(EXERCISE INSTRUCTIONS):
Find how many lines of the listing include the string "Hyaluronate", and report only that figure.

[Recorded data]
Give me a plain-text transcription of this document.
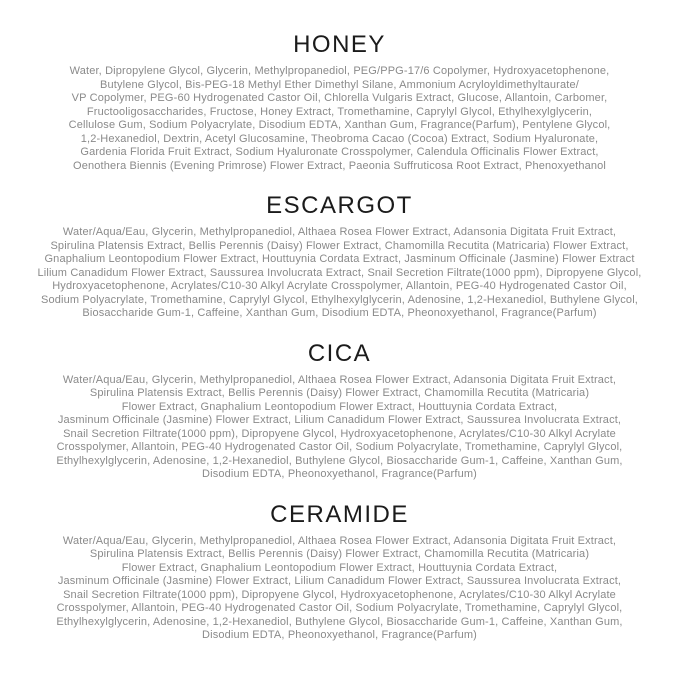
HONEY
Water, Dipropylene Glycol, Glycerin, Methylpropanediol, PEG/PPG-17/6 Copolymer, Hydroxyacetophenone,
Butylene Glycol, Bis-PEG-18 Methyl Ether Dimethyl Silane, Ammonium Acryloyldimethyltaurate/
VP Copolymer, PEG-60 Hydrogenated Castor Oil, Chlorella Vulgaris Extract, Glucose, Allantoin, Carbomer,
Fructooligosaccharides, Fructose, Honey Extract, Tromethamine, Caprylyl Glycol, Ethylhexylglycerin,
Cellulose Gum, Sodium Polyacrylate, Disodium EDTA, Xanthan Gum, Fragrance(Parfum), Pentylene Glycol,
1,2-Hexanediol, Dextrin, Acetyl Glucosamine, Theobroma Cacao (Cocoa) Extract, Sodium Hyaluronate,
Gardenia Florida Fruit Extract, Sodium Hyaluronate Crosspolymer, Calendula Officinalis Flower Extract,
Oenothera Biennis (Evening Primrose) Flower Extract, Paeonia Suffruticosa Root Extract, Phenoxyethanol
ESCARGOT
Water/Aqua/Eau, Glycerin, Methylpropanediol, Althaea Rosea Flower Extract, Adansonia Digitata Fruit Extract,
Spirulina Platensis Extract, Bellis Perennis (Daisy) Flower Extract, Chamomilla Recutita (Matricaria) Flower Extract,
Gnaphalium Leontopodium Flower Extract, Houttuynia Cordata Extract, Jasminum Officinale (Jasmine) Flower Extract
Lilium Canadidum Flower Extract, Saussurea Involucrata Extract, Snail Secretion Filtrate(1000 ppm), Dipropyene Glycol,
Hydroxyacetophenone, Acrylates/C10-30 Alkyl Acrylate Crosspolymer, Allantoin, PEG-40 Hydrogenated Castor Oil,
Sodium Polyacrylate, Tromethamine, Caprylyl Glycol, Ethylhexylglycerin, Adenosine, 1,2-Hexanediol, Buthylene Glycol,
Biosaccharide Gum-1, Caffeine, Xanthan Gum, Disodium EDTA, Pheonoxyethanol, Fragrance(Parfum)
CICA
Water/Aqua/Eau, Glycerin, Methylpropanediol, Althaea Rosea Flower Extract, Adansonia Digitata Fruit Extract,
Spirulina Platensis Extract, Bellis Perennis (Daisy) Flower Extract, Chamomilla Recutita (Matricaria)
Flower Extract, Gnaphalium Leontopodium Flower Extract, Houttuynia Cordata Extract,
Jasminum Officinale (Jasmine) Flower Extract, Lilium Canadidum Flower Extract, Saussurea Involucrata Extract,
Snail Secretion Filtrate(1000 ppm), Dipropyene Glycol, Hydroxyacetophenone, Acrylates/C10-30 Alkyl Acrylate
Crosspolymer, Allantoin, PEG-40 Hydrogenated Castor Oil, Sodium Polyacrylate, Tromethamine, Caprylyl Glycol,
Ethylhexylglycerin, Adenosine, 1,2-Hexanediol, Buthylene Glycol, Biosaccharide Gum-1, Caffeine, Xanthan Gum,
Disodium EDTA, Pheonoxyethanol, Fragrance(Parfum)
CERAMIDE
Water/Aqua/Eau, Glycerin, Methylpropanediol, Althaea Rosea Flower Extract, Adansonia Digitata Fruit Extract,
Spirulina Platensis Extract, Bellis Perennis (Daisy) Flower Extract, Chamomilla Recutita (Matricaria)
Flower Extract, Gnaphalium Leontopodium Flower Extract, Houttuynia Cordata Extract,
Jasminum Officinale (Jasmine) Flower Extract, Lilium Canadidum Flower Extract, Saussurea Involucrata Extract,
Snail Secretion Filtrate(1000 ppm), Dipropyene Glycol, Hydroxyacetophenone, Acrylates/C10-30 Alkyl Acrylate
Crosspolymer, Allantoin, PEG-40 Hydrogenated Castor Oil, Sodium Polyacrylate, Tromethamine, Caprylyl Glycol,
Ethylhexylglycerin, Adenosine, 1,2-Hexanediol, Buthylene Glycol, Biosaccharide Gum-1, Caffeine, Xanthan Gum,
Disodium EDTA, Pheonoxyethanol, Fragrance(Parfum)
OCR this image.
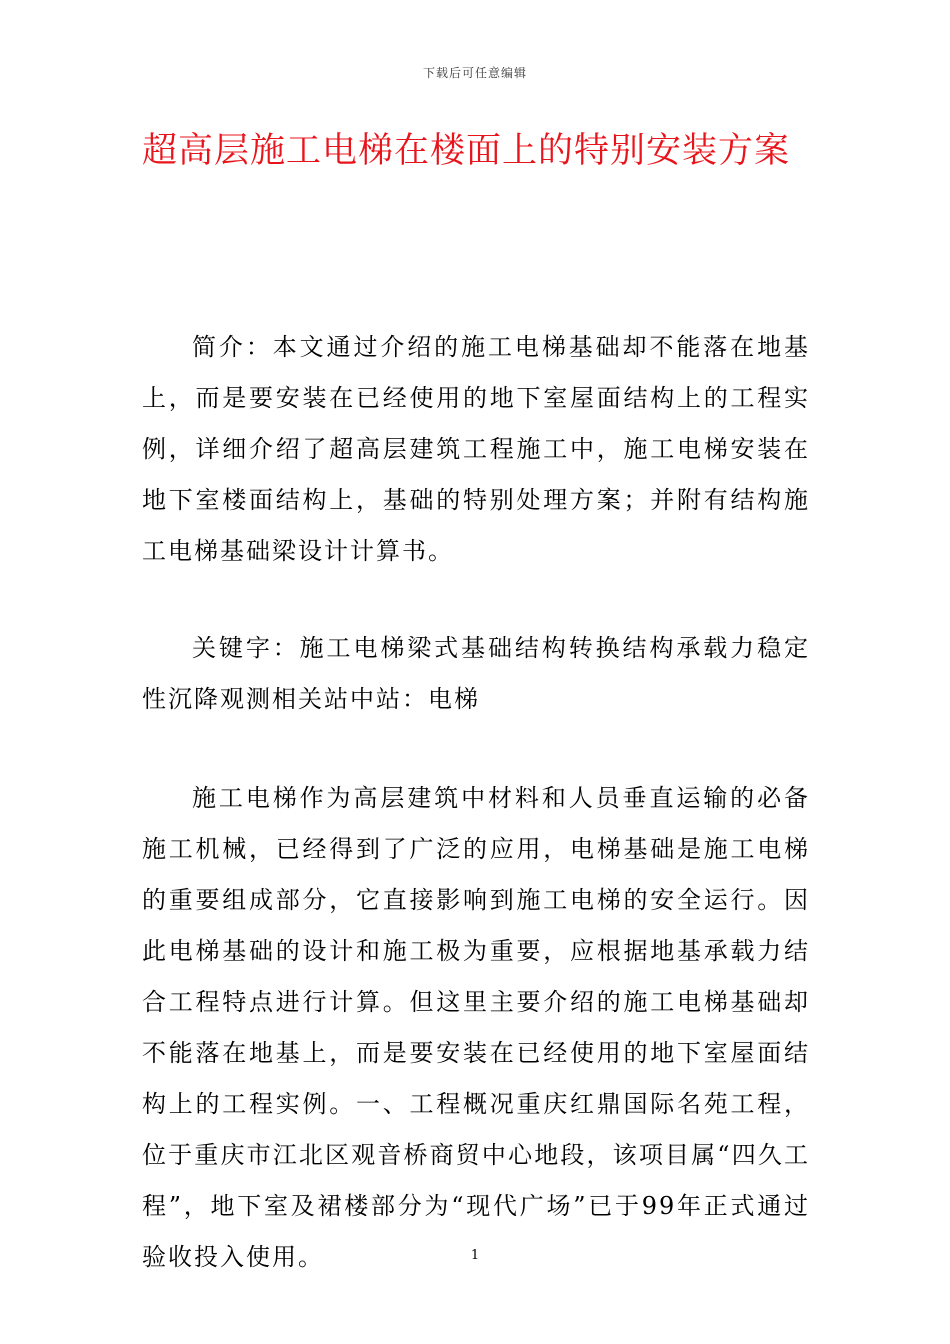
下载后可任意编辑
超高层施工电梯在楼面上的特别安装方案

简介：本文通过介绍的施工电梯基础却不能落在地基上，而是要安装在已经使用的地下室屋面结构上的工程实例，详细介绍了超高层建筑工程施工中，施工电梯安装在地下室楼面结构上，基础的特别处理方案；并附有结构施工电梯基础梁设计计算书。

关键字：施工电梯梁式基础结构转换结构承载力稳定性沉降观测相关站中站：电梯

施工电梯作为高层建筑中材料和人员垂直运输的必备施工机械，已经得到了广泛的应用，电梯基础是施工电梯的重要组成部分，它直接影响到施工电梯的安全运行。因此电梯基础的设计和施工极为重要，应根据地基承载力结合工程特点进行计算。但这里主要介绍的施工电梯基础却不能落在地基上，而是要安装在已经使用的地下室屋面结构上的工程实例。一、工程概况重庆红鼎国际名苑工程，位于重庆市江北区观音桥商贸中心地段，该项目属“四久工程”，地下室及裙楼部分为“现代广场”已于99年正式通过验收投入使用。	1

(SOLUTION TO THIS EXERCISE):
2